▶ ISTRUZIONI DI LAVORO
1. Nel testo fornito, con quale espressione J. B. Thompson definisce le forme di interazione costruite a partire dalla distanza fisica dei soggetti?
2. Elenca tutti gli autori citati nel testo fornito, nominando ciascuno una sola volta.
3. Trascrivi dal testo fornito il passo che comincia con "Le inedite condizioni" e prosegue fino a "faccia a faccia.".

A che cosa si fa dunque riferimento quando ci si identifica?
Se si assume che gli attori danno senso a quello che dicono
e fanno, occorre riconoscere che continuano a parlare di sé
con qualche senso di unità e permanenza, pur nella moltiplicazione
delle facce dell’identità e nella situazione di incertezza
cui ho fatto riferimento in precedenza. Si tratta allora di
spiegare i processi attraverso i quali questo senso di unità
e continuità si forma e si mantiene. (…) Le domande “chi sono
io”, “ chi siamo noi” non cessano di manifestare la loro forza,
anzi diventano più assillanti e ripetute. La risposta non
è già data, ma va continuamente costruita, come individui
e come membri di collettività.” (Melucci 2000: 109, 110, 111)
Si lavora così alacremente sul materiale offerto all’esperienza,
su quei dati via via acquisiti che si prestano ad una riorganizzazione
progettuale condotta riflessivamente. È evidente allora che
l’individuo deve fare i conti con un’ingente massa di risorse
di natura eminentemente simbolica, in quanto votate ad una
rielaborazione in termini di senso. Queste risorse, che sono
naturalmente di vari tipi e derivano rispettivamente da diverse
forme di esperienza, sono, nel caso specifico dei media elettronici,
definite da J. B. Thompson nei termini di forme simboliche
mediate (1998).
Le inedite condizioni dell’esperienza contemporanea accennate
sopra, in questo senso, invalidano la tradizionale concettualizzazione
del rapporto intersoggettivo riferito “ad un “mondo di esperienza
condivisa” le cui radici sono profondamente legate al mondo
della coesistenza, dell’immediatezza e familiarità dello spazio
e del tempo comune.” (Mandich 1999: 192). Questo vincolo,
come si è visto, non regge più, mentre si va sempre più verso
quelle forme di interazione costruite a partire dalla distanza
fisica dei soggetti e pertanto incapaci di prevedere la tradizionale
reciprocità dei comportamenti, definite in questo senso da
J.B. Thompson come forme di “intimità non reciproca a distanza”
(1998: 305). È evidente, allora, come questo nuovo tipo di
rapporti produca una mutualità del tutto non assimilabile
a quella che si crea in situazioni faccia a faccia.
In questo senso è utile riprendere il discorso elaborato da
B. Anderson a proposito del concetto di “comunità immaginata”
(1996), il quale permette di pensare alla forma comunitaria
in maniera indipendente dal vincolo territoriale, laddove
quest’autore consente di ripensarla “in termini di condivisione
di credenze, convinzioni, interessi, stili di vita grazie
alla quale operiamo classificazioni che ci permettono di sviluppare
un senso del “Noi”.” (de Benedittis 2003: 29). Ovvero il punto
centrale si colloca nell’osservare al lavoro quella “capacità
personale” del soggetto all’interno del nuovo ambiente simbolico,
allo scopo di mettere in comune e condividere una certa selezione
di significati, ritagliati da uno più contesti di vita, e
“immaginati” come armonici e coerenti.
Ora, se tutto questo è vero, possiamo pensare che questo tipo
di immaginazione venga a raccogliersi intorno ad un oggetto
come il cibo, grazie alle sue capacità di materializzare certi
significati, almeno temporaneamente (Douglas e Isherwood 1979).

▶ RIGHE ESTRATTE

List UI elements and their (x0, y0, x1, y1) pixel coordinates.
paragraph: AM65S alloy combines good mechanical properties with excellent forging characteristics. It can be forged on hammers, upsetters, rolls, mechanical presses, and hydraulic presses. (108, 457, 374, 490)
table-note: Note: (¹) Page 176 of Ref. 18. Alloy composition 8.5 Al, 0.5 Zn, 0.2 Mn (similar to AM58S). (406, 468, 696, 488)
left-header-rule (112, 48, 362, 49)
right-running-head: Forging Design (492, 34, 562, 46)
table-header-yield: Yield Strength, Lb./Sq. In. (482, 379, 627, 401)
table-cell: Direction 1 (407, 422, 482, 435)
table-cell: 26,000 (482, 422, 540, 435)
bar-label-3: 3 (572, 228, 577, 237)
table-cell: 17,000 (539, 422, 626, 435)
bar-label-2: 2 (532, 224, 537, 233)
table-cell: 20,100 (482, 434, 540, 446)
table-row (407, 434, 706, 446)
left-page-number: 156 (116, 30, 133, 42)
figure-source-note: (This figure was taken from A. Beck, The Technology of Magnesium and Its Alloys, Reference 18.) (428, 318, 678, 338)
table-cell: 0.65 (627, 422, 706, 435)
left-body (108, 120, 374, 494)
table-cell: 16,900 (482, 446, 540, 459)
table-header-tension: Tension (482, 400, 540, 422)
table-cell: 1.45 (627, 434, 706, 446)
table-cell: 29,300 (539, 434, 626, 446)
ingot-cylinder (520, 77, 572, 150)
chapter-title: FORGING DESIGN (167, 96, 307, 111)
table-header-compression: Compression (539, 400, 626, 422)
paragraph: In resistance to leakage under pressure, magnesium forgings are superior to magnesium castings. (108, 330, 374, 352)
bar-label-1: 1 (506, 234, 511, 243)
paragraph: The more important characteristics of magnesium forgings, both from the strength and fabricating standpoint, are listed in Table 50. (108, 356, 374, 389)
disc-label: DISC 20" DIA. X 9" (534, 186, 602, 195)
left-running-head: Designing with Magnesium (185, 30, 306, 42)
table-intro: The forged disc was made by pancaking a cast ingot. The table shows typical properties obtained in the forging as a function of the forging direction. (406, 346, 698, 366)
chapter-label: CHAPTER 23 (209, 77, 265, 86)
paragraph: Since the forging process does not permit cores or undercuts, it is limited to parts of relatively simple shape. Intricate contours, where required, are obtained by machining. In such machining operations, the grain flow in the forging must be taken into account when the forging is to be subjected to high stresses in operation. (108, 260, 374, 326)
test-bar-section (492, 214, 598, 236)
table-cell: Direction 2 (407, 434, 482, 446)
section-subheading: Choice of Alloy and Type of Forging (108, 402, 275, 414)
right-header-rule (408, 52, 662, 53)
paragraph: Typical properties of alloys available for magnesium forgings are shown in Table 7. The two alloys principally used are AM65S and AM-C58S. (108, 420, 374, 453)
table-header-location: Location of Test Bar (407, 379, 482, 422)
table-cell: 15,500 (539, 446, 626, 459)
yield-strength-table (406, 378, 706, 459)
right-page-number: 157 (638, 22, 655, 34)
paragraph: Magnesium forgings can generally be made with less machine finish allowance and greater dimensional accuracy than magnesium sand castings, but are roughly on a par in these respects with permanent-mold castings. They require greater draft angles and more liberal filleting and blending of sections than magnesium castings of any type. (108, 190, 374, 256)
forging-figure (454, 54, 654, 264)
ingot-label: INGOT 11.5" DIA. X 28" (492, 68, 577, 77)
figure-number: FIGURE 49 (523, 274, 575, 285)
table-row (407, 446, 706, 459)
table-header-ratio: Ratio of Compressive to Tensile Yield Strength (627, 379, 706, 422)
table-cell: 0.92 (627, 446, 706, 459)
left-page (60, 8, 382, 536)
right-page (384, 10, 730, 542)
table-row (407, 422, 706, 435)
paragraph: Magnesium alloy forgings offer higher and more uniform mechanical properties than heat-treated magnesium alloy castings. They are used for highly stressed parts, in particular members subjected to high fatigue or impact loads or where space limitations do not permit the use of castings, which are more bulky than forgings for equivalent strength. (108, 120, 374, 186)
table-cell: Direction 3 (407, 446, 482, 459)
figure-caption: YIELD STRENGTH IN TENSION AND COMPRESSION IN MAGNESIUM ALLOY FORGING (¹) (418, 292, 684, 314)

▶ SOLUZIONI DEI COMPITI
1. Le definisce forme di "intimità non reciproca a distanza".

2. Melucci; J. B. Thompson; Mandich; B. Anderson; de Benedittis; Douglas; Isherwood

3.
Le inedite condizioni dell’esperienza contemporanea accennate
sopra, in questo senso, invalidano la tradizionale concettualizzazione
del rapporto intersoggettivo riferito “ad un “mondo di esperienza
condivisa” le cui radici sono profondamente legate al mondo
della coesistenza, dell’immediatezza e familiarità dello spazio
e del tempo comune.” (Mandich 1999: 192). Questo vincolo,
come si è visto, non regge più, mentre si va sempre più verso
quelle forme di interazione costruite a partire dalla distanza
fisica dei soggetti e pertanto incapaci di prevedere la tradizionale
reciprocità dei comportamenti, definite in questo senso da
J.B. Thompson come forme di “intimità non reciproca a distanza”
(1998: 305). È evidente, allora, come questo nuovo tipo di
rapporti produca una mutualità del tutto non assimilabile
a quella che si crea in situazioni faccia a faccia.